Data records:
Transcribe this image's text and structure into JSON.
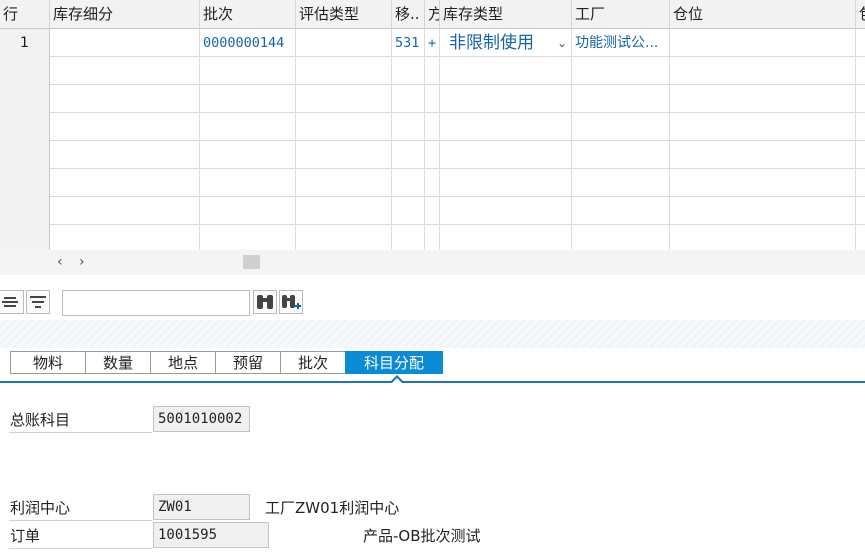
{
  "table": {
    "columns": [
      "行",
      "库存细分",
      "批次",
      "评估类型",
      "移..",
      "方",
      "库存类型",
      "工厂",
      "仓位",
      "包"
    ],
    "rows": [
      {
        "row_no": "1",
        "stock_breakdown": "",
        "batch": "0000000144",
        "valuation_type": "",
        "movement": "531",
        "direction": "+",
        "stock_type": "非限制使用",
        "plant": "功能测试公...",
        "bin": ""
      }
    ]
  },
  "scroll": {
    "left_icon": "chevron-left-icon",
    "right_icon": "chevron-right-icon"
  },
  "toolbar": {
    "search_value": "",
    "icons": [
      "align-center-icon",
      "filter-icon",
      "binoculars-icon",
      "binoculars-plus-icon"
    ]
  },
  "tabs": [
    {
      "label": "物料",
      "active": false
    },
    {
      "label": "数量",
      "active": false
    },
    {
      "label": "地点",
      "active": false
    },
    {
      "label": "预留",
      "active": false
    },
    {
      "label": "批次",
      "active": false
    },
    {
      "label": "科目分配",
      "active": true
    }
  ],
  "form": {
    "gl_account_label": "总账科目",
    "gl_account_value": "5001010002",
    "profit_center_label": "利润中心",
    "profit_center_value": "ZW01",
    "profit_center_desc": "工厂ZW01利润中心",
    "order_label": "订单",
    "order_value": "1001595",
    "order_desc": "产品-OB批次测试"
  },
  "colors": {
    "accent": "#0a8bd6",
    "link_blue": "#1565a8",
    "header_bg": "#f2f2f2"
  }
}
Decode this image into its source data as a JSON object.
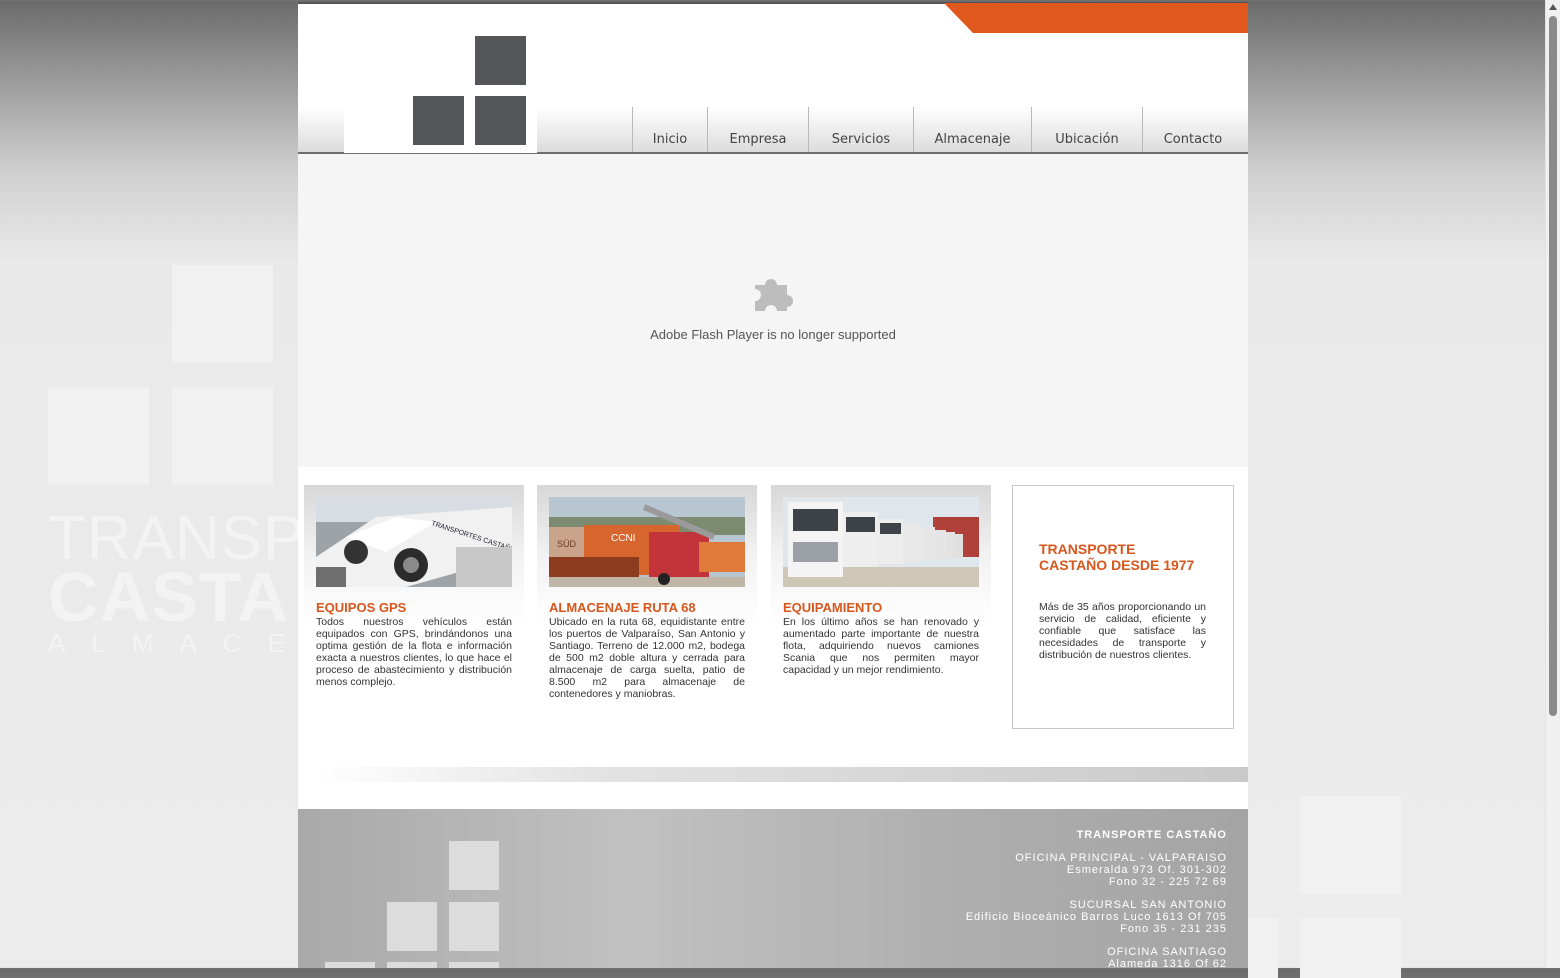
{
  "colors": {
    "accent": "#e0581d",
    "logo": "#55565a",
    "title": "#d9561c"
  },
  "background": {
    "line1": "TRANSPO",
    "line2": "CASTA",
    "line3": "ALMACEN"
  },
  "nav": {
    "items": [
      {
        "label": "Inicio"
      },
      {
        "label": "Empresa"
      },
      {
        "label": "Servicios"
      },
      {
        "label": "Almacenaje"
      },
      {
        "label": "Ubicación"
      },
      {
        "label": "Contacto"
      }
    ]
  },
  "flash": {
    "icon": "puzzle-piece-icon",
    "message": "Adobe Flash Player is no longer supported"
  },
  "cards": [
    {
      "title": "EQUIPOS GPS",
      "text": "Todos nuestros vehículos están equipados con GPS, brindándonos una optima gestión de la flota e información exacta a nuestros clientes, lo que hace el proceso de abastecimiento y distribución menos complejo.",
      "image_label": "TRANSPORTES CASTAÑO"
    },
    {
      "title": "ALMACENAJE RUTA 68",
      "text": "Ubicado en la ruta 68, equidistante entre los puertos de Valparaíso, San Antonio y Santiago. Terreno de 12.000 m2, bodega de 500 m2 doble altura y cerrada para almacenaje de carga suelta, patio de 8.500 m2 para almacenaje de contenedores y maniobras.",
      "image_label_1": "SÜD",
      "image_label_2": "CCNI"
    },
    {
      "title": "EQUIPAMIENTO",
      "text": "En los último años se han renovado y aumentado parte importante de nuestra flota, adquiriendo nuevos camiones Scania que nos permiten mayor capacidad y un mejor rendimiento."
    }
  ],
  "promo": {
    "title": "TRANSPORTE\nCASTAÑO DESDE 1977",
    "text": "Más de 35 años proporcionando un servicio de calidad, eficiente y confiable que satisface las necesidades de transporte y distribución de nuestros clientes."
  },
  "footer": {
    "company": "TRANSPORTE CASTAÑO",
    "offices": [
      {
        "name": "OFICINA PRINCIPAL - VALPARAISO",
        "address": "Esmeralda 973 Of. 301-302",
        "phone": "Fono 32 - 225 72 69"
      },
      {
        "name": "SUCURSAL SAN ANTONIO",
        "address": "Edificio Bioceánico Barros Luco 1613 Of 705",
        "phone": "Fono 35 - 231 235"
      },
      {
        "name": "OFICINA SANTIAGO",
        "address": "Alameda 1316 Of 62",
        "phone": ""
      }
    ]
  }
}
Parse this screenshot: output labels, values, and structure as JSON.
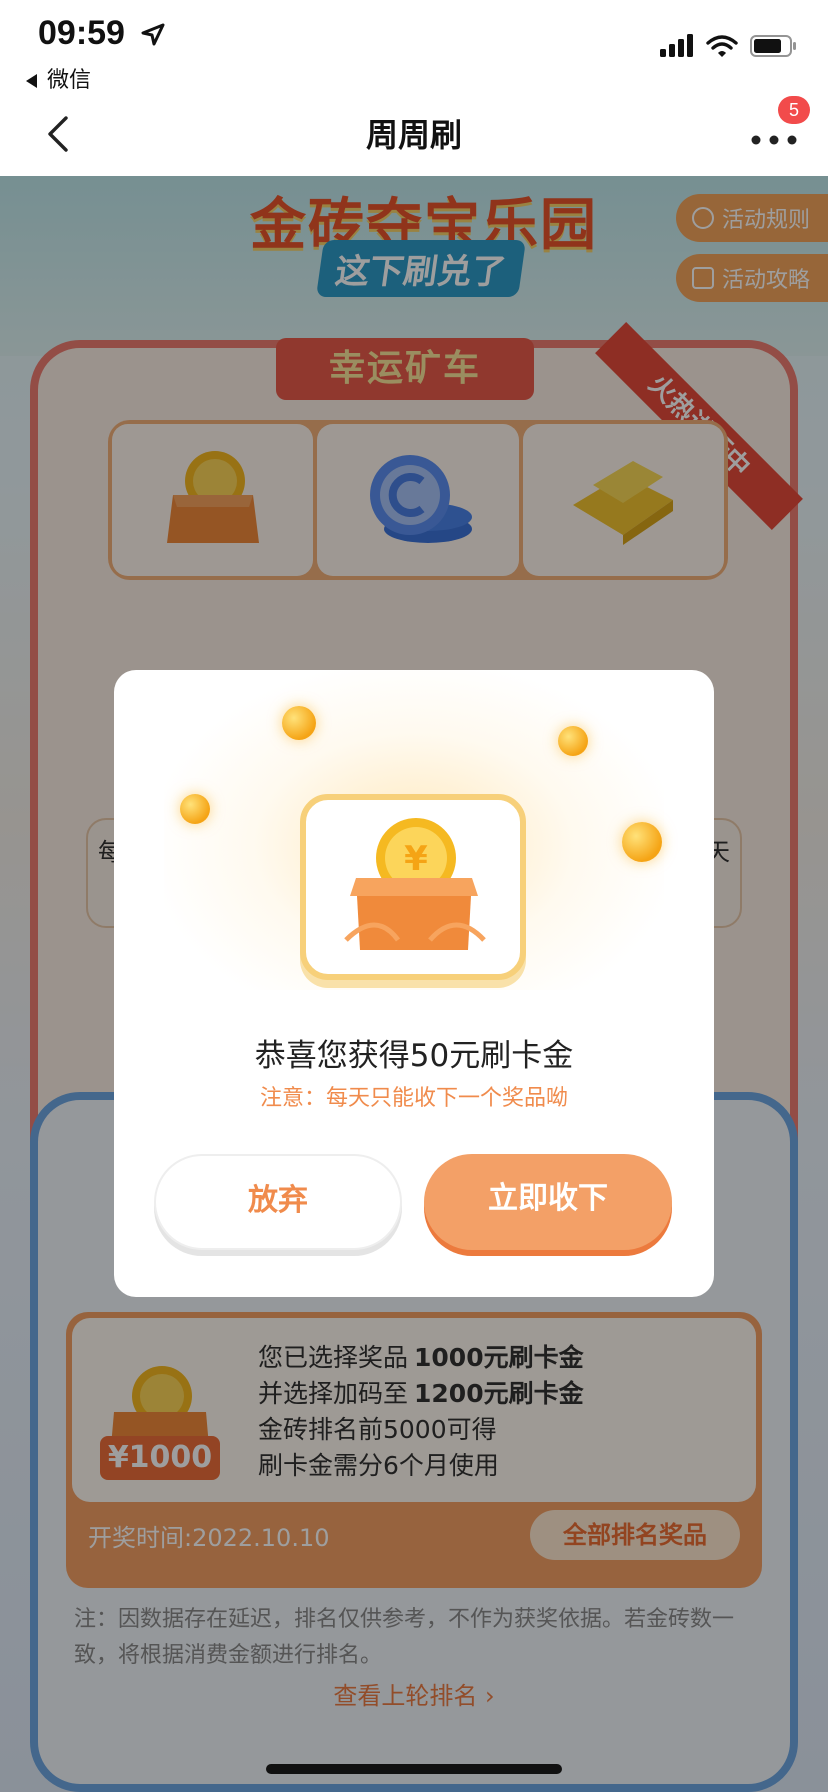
{
  "status_bar": {
    "time": "09:59",
    "back_app": "微信"
  },
  "nav": {
    "title": "周周刷",
    "badge_count": "5"
  },
  "banner": {
    "title": "金砖夺宝乐园",
    "subtitle": "这下刷兑了",
    "rules_label": "活动规则",
    "guide_label": "活动攻略"
  },
  "lucky_cart": {
    "heading": "幸运矿车",
    "ribbon": "火热进行中",
    "select_text_start": "每",
    "select_text_end": "天"
  },
  "prize_info": {
    "amount": "¥1000",
    "line1_prefix": "您已选择奖品",
    "line1_value": "1000元刷卡金",
    "line2_prefix": "并选择加码至",
    "line2_value": "1200元刷卡金",
    "line3": "金砖排名前5000可得",
    "line4": "刷卡金需分6个月使用",
    "draw_time": "开奖时间:2022.10.10",
    "all_ranking_button": "全部排名奖品"
  },
  "note": "注：因数据存在延迟，排名仅供参考，不作为获奖依据。若金砖数一致，将根据消费金额进行排名。",
  "last_round_link": "查看上轮排名",
  "modal": {
    "title": "恭喜您获得50元刷卡金",
    "note": "注意：每天只能收下一个奖品呦",
    "abandon_button": "放弃",
    "accept_button": "立即收下"
  },
  "colors": {
    "accent": "#f3a067",
    "accent_text": "#f08b4c",
    "badge": "#f24b4b"
  }
}
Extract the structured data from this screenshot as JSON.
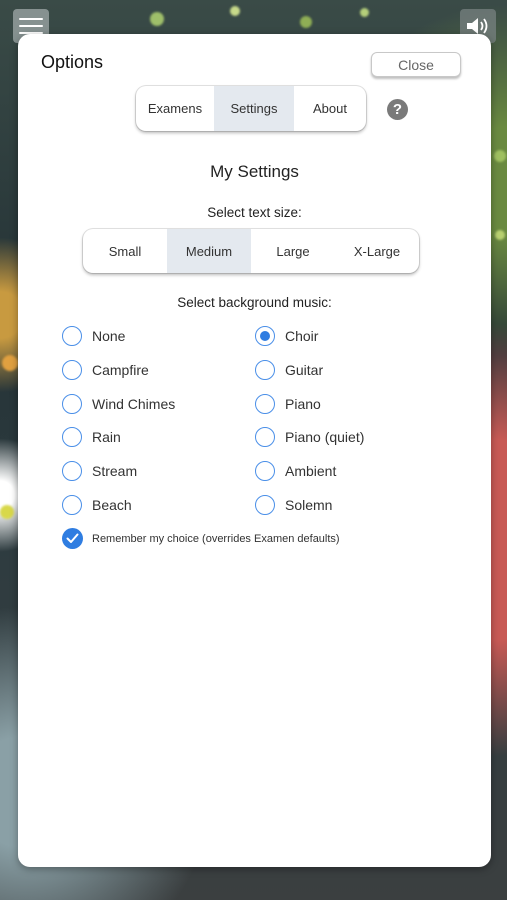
{
  "header": {
    "menu_icon": "hamburger-menu-icon",
    "sound_icon": "speaker-icon"
  },
  "dialog": {
    "title": "Options",
    "close_label": "Close",
    "tabs": [
      {
        "label": "Examens",
        "active": false
      },
      {
        "label": "Settings",
        "active": true
      },
      {
        "label": "About",
        "active": false
      }
    ],
    "help_glyph": "?"
  },
  "settings": {
    "heading": "My Settings",
    "text_size_label": "Select text size:",
    "text_sizes": [
      {
        "label": "Small",
        "active": false
      },
      {
        "label": "Medium",
        "active": true
      },
      {
        "label": "Large",
        "active": false
      },
      {
        "label": "X-Large",
        "active": false
      }
    ],
    "music_label": "Select background music:",
    "music_left": [
      {
        "label": "None",
        "checked": false
      },
      {
        "label": "Campfire",
        "checked": false
      },
      {
        "label": "Wind Chimes",
        "checked": false
      },
      {
        "label": "Rain",
        "checked": false
      },
      {
        "label": "Stream",
        "checked": false
      },
      {
        "label": "Beach",
        "checked": false
      }
    ],
    "music_right": [
      {
        "label": "Choir",
        "checked": true
      },
      {
        "label": "Guitar",
        "checked": false
      },
      {
        "label": "Piano",
        "checked": false
      },
      {
        "label": "Piano (quiet)",
        "checked": false
      },
      {
        "label": "Ambient",
        "checked": false
      },
      {
        "label": "Solemn",
        "checked": false
      }
    ],
    "remember_label": "Remember my choice (overrides Examen defaults)",
    "remember_checked": true
  },
  "colors": {
    "accent": "#2f7de1",
    "active_segment": "#e4e9ef"
  }
}
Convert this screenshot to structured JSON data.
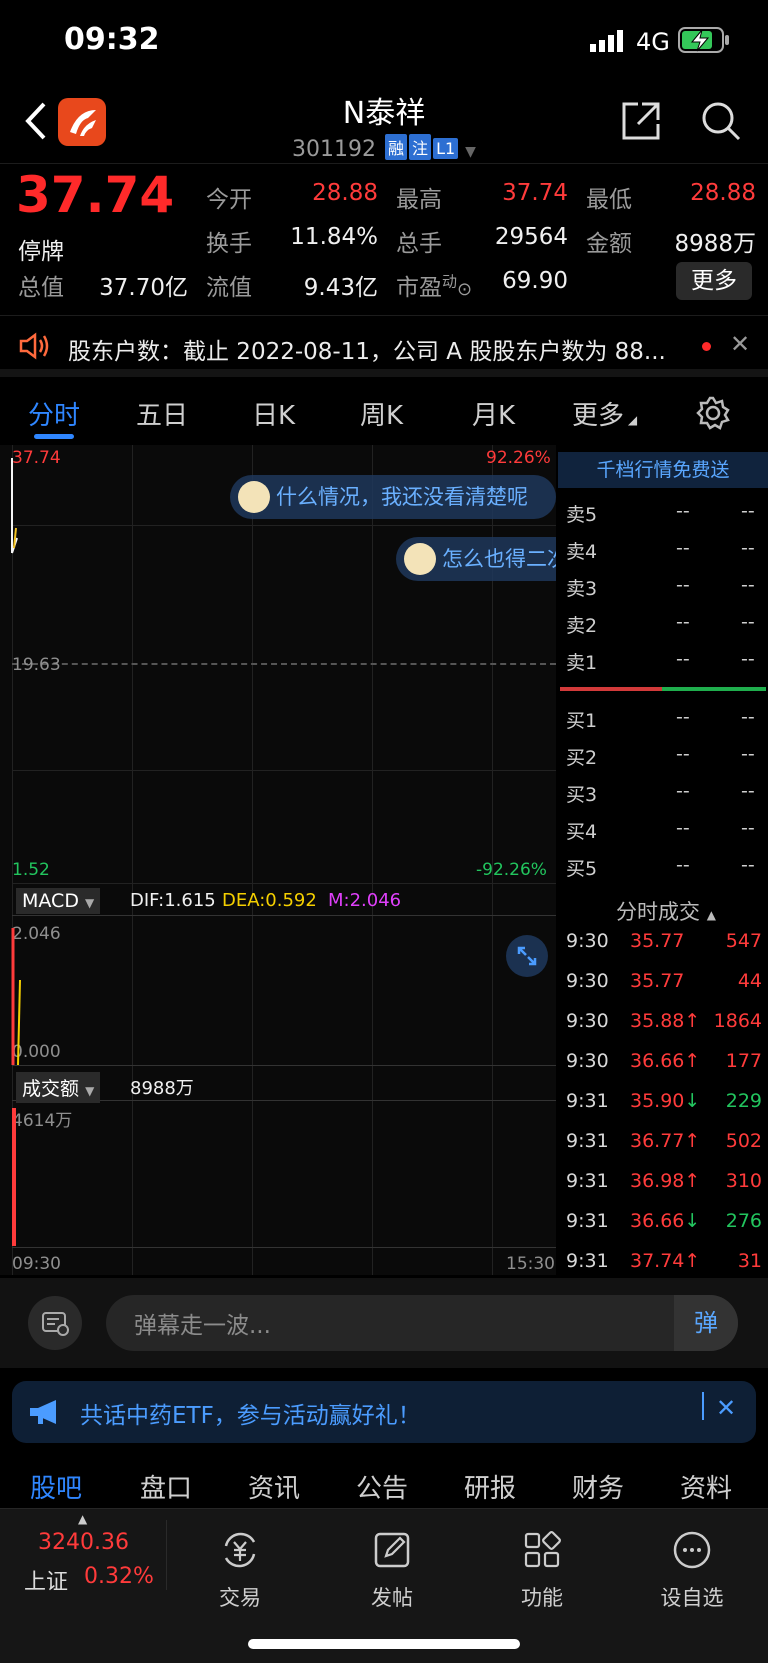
{
  "status_bar": {
    "time": "09:32",
    "network": "4G"
  },
  "header": {
    "stock_name": "N泰祥",
    "stock_code": "301192",
    "tags": [
      "融",
      "注",
      "L1"
    ]
  },
  "quote": {
    "price": "37.74",
    "status": "停牌",
    "open_label": "今开",
    "open": "28.88",
    "high_label": "最高",
    "high": "37.74",
    "low_label": "最低",
    "low": "28.88",
    "turnover_label": "换手",
    "turnover": "11.84%",
    "volume_label": "总手",
    "volume": "29564",
    "amount_label": "金额",
    "amount": "8988万",
    "mktcap_label": "总值",
    "mktcap": "37.70亿",
    "float_label": "流值",
    "float": "9.43亿",
    "pe_label": "市盈",
    "pe_sup": "动",
    "pe": "69.90",
    "more_label": "更多"
  },
  "news": {
    "text": "股东户数：截止 2022-08-11，公司 A 股股东户数为 88..."
  },
  "period_tabs": [
    "分时",
    "五日",
    "日K",
    "周K",
    "月K",
    "更多"
  ],
  "chart": {
    "price_top": "37.74",
    "pct_top": "92.26%",
    "price_mid": "19.63",
    "price_bottom": "1.52",
    "pct_bottom": "-92.26%",
    "danmaku": [
      "什么情况，我还没看清楚呢",
      "怎么也得二次"
    ],
    "macd_label": "MACD",
    "dif": "DIF:1.615",
    "dea": "DEA:0.592",
    "m": "M:2.046",
    "macd_top": "2.046",
    "macd_bottom": "0.000",
    "vol_label": "成交额",
    "vol_value": "8988万",
    "vol_top": "4614万",
    "time_start": "09:30",
    "time_end": "15:30"
  },
  "order_book": {
    "header": "千档行情免费送",
    "sells": [
      {
        "label": "卖5",
        "price": "--",
        "vol": "--"
      },
      {
        "label": "卖4",
        "price": "--",
        "vol": "--"
      },
      {
        "label": "卖3",
        "price": "--",
        "vol": "--"
      },
      {
        "label": "卖2",
        "price": "--",
        "vol": "--"
      },
      {
        "label": "卖1",
        "price": "--",
        "vol": "--"
      }
    ],
    "buys": [
      {
        "label": "买1",
        "price": "--",
        "vol": "--"
      },
      {
        "label": "买2",
        "price": "--",
        "vol": "--"
      },
      {
        "label": "买3",
        "price": "--",
        "vol": "--"
      },
      {
        "label": "买4",
        "price": "--",
        "vol": "--"
      },
      {
        "label": "买5",
        "price": "--",
        "vol": "--"
      }
    ]
  },
  "ticks": {
    "title": "分时成交",
    "rows": [
      {
        "time": "9:30",
        "price": "35.77",
        "vol": "547",
        "dir": "",
        "vol_color": "red"
      },
      {
        "time": "9:30",
        "price": "35.77",
        "vol": "44",
        "dir": "",
        "vol_color": "red"
      },
      {
        "time": "9:30",
        "price": "35.88",
        "vol": "1864",
        "dir": "↑",
        "vol_color": "red"
      },
      {
        "time": "9:30",
        "price": "36.66",
        "vol": "177",
        "dir": "↑",
        "vol_color": "red"
      },
      {
        "time": "9:31",
        "price": "35.90",
        "vol": "229",
        "dir": "↓",
        "vol_color": "green"
      },
      {
        "time": "9:31",
        "price": "36.77",
        "vol": "502",
        "dir": "↑",
        "vol_color": "red"
      },
      {
        "time": "9:31",
        "price": "36.98",
        "vol": "310",
        "dir": "↑",
        "vol_color": "red"
      },
      {
        "time": "9:31",
        "price": "36.66",
        "vol": "276",
        "dir": "↓",
        "vol_color": "green"
      },
      {
        "time": "9:31",
        "price": "37.74",
        "vol": "31",
        "dir": "↑",
        "vol_color": "red"
      }
    ]
  },
  "danmu_input": {
    "placeholder": "弹幕走一波...",
    "send_label": "弹"
  },
  "promo": {
    "text": "共话中药ETF，参与活动赢好礼！"
  },
  "bottom_tabs": [
    "股吧",
    "盘口",
    "资讯",
    "公告",
    "研报",
    "财务",
    "资料"
  ],
  "dock": {
    "index_value": "3240.36",
    "index_name": "上证",
    "index_pct": "0.32%",
    "items": [
      "交易",
      "发帖",
      "功能",
      "设自选"
    ]
  },
  "colors": {
    "up": "#ff3b3b",
    "down": "#22c55e",
    "accent": "#2f86ff"
  }
}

- **Work required**: Count every line in the data where the string "phone" occurs. Give nothing except the number.

- **Answer**: 3